→ Directions: Each line that follows is to be retyped exactly.

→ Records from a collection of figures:
_ _ _ _ _ _ _

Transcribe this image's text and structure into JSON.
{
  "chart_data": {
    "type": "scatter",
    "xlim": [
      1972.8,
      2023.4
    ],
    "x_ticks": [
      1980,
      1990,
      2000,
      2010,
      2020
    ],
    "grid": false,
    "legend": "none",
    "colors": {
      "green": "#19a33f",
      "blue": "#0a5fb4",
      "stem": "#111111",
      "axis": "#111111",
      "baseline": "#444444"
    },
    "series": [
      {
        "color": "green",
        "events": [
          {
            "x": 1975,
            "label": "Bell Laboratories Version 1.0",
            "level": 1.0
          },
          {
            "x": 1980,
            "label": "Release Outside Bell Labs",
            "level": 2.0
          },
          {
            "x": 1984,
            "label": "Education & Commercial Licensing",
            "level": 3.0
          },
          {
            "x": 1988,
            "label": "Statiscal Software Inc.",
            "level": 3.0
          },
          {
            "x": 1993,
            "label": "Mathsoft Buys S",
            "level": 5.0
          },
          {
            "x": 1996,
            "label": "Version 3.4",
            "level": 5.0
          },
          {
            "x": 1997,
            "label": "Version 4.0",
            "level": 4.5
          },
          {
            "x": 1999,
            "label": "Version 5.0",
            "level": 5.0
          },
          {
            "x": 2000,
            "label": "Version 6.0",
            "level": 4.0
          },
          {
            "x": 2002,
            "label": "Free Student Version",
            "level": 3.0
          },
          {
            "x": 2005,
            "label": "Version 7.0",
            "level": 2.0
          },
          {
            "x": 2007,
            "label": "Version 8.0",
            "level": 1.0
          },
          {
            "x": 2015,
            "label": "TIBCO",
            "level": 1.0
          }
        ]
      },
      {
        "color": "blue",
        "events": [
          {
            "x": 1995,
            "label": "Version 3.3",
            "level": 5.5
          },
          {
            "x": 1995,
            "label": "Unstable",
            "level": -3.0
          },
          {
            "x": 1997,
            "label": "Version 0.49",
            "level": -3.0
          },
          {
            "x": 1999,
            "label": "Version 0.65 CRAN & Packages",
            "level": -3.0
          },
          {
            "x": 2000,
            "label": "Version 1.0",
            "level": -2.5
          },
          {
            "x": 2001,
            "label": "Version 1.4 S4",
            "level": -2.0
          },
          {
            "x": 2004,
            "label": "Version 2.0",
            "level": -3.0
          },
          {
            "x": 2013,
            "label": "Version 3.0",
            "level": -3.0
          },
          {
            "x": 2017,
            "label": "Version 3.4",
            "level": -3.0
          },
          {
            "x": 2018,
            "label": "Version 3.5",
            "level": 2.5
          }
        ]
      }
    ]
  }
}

_ _ _ _ _ _ _

→ Reply to the exercise:
Transcribe this image's text and structure into JSON.
{
  "chart_data": {
    "type": "scatter",
    "xlim": [
      1972.8,
      2023.4
    ],
    "x_ticks": [
      1980,
      1990,
      2000,
      2010,
      2020
    ],
    "grid": false,
    "legend": "none",
    "colors": {
      "green": "#19a33f",
      "blue": "#0a5fb4",
      "stem": "#111111",
      "axis": "#111111",
      "baseline": "#444444"
    },
    "series": [
      {
        "color": "green",
        "events": [
          {
            "x": 1975,
            "label": "Bell Laboratories Version 1.0",
            "level": 1.0
          },
          {
            "x": 1980,
            "label": "Release Outside Bell Labs",
            "level": 2.0
          },
          {
            "x": 1984,
            "label": "Education & Commercial Licensing",
            "level": 3.0
          },
          {
            "x": 1988,
            "label": "Statiscal Software Inc.",
            "level": 3.0
          },
          {
            "x": 1993,
            "label": "Mathsoft Buys S",
            "level": 5.0
          },
          {
            "x": 1996,
            "label": "Version 3.4",
            "level": 5.0
          },
          {
            "x": 1997,
            "label": "Version 4.0",
            "level": 4.5
          },
          {
            "x": 1999,
            "label": "Version 5.0",
            "level": 5.0
          },
          {
            "x": 2000,
            "label": "Version 6.0",
            "level": 4.0
          },
          {
            "x": 2002,
            "label": "Free Student Version",
            "level": 3.0
          },
          {
            "x": 2005,
            "label": "Version 7.0",
            "level": 2.0
          },
          {
            "x": 2007,
            "label": "Version 8.0",
            "level": 1.0
          },
          {
            "x": 2015,
            "label": "TIBCO",
            "level": 1.0
          }
        ]
      },
      {
        "color": "blue",
        "events": [
          {
            "x": 1995,
            "label": "Version 3.3",
            "level": 5.5
          },
          {
            "x": 1995,
            "label": "Unstable",
            "level": -3.0
          },
          {
            "x": 1997,
            "label": "Version 0.49",
            "level": -3.0
          },
          {
            "x": 1999,
            "label": "Version 0.65 CRAN & Packages",
            "level": -3.0
          },
          {
            "x": 2000,
            "label": "Version 1.0",
            "level": -2.5
          },
          {
            "x": 2001,
            "label": "Version 1.4 S4",
            "level": -2.0
          },
          {
            "x": 2004,
            "label": "Version 2.0",
            "level": -3.0
          },
          {
            "x": 2013,
            "label": "Version 3.0",
            "level": -3.0
          },
          {
            "x": 2017,
            "label": "Version 3.4",
            "level": -3.0
          },
          {
            "x": 2018,
            "label": "Version 3.5",
            "level": 2.5
          }
        ]
      }
    ]
  }
}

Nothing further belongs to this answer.